What to work on
Repeat what the lines below say, word for word, and skip every image.

___

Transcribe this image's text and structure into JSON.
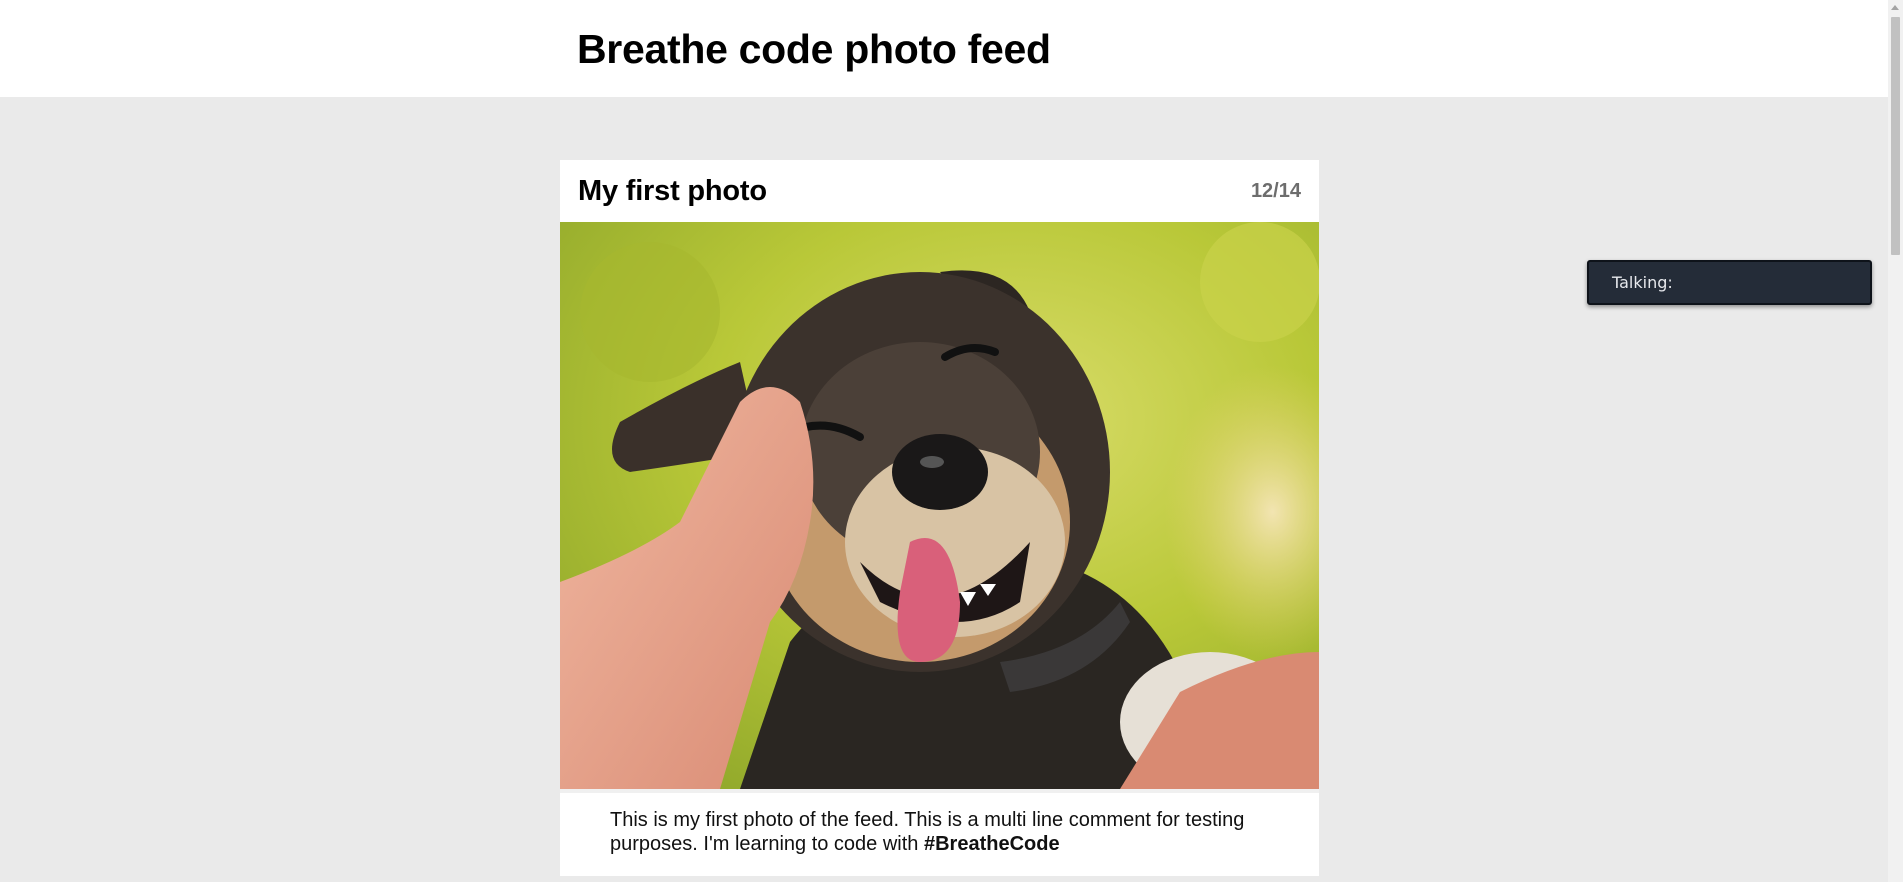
{
  "header": {
    "title": "Breathe code photo feed"
  },
  "post": {
    "title": "My first photo",
    "counter": "12/14",
    "photo_alt": "Smiling dog being petted",
    "caption_text": "This is my first photo of the feed. This is a multi line comment for testing purposes. I'm learning to code with ",
    "caption_hashtag": "#BreatheCode"
  },
  "talk_widget": {
    "label": "Talking:"
  },
  "colors": {
    "page_background": "#eaeaea",
    "card_background": "#ffffff",
    "counter_text": "#6d6d6d",
    "talk_background": "#242c38"
  }
}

___

Solution below
Transcribe this image's text and structure into JSON.
{
  "header": {
    "title": "Breathe code photo feed"
  },
  "post": {
    "title": "My first photo",
    "counter": "12/14",
    "photo_alt": "Smiling dog being petted",
    "caption_text": "This is my first photo of the feed. This is a multi line comment for testing purposes. I'm learning to code with ",
    "caption_hashtag": "#BreatheCode"
  },
  "talk_widget": {
    "label": "Talking:"
  },
  "colors": {
    "page_background": "#eaeaea",
    "card_background": "#ffffff",
    "counter_text": "#6d6d6d",
    "talk_background": "#242c38"
  }
}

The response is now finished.